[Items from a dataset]
┌────────

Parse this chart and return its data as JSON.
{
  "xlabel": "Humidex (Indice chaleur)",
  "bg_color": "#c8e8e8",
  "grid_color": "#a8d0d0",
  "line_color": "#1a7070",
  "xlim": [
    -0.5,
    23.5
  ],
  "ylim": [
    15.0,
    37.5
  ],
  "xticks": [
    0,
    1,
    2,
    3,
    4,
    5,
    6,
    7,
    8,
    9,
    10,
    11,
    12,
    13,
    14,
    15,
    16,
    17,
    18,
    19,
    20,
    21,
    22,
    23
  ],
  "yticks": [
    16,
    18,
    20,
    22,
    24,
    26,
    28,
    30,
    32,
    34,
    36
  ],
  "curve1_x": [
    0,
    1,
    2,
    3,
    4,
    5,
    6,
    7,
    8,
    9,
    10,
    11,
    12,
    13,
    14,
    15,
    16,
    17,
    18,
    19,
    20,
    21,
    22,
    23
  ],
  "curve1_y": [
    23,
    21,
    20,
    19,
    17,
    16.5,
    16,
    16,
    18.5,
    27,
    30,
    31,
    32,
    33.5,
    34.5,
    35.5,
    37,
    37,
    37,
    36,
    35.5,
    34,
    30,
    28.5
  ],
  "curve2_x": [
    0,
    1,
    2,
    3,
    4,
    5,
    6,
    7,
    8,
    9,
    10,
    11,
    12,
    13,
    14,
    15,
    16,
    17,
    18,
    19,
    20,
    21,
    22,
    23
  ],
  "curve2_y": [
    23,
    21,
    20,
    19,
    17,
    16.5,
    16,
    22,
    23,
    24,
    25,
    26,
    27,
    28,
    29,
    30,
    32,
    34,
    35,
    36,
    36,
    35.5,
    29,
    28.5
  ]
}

└────────

Retype every record above exactly as it appears.

• _The completed task_:
Parse this chart and return its data as JSON.
{
  "xlabel": "Humidex (Indice chaleur)",
  "bg_color": "#c8e8e8",
  "grid_color": "#a8d0d0",
  "line_color": "#1a7070",
  "xlim": [
    -0.5,
    23.5
  ],
  "ylim": [
    15.0,
    37.5
  ],
  "xticks": [
    0,
    1,
    2,
    3,
    4,
    5,
    6,
    7,
    8,
    9,
    10,
    11,
    12,
    13,
    14,
    15,
    16,
    17,
    18,
    19,
    20,
    21,
    22,
    23
  ],
  "yticks": [
    16,
    18,
    20,
    22,
    24,
    26,
    28,
    30,
    32,
    34,
    36
  ],
  "curve1_x": [
    0,
    1,
    2,
    3,
    4,
    5,
    6,
    7,
    8,
    9,
    10,
    11,
    12,
    13,
    14,
    15,
    16,
    17,
    18,
    19,
    20,
    21,
    22,
    23
  ],
  "curve1_y": [
    23,
    21,
    20,
    19,
    17,
    16.5,
    16,
    16,
    18.5,
    27,
    30,
    31,
    32,
    33.5,
    34.5,
    35.5,
    37,
    37,
    37,
    36,
    35.5,
    34,
    30,
    28.5
  ],
  "curve2_x": [
    0,
    1,
    2,
    3,
    4,
    5,
    6,
    7,
    8,
    9,
    10,
    11,
    12,
    13,
    14,
    15,
    16,
    17,
    18,
    19,
    20,
    21,
    22,
    23
  ],
  "curve2_y": [
    23,
    21,
    20,
    19,
    17,
    16.5,
    16,
    22,
    23,
    24,
    25,
    26,
    27,
    28,
    29,
    30,
    32,
    34,
    35,
    36,
    36,
    35.5,
    29,
    28.5
  ]
}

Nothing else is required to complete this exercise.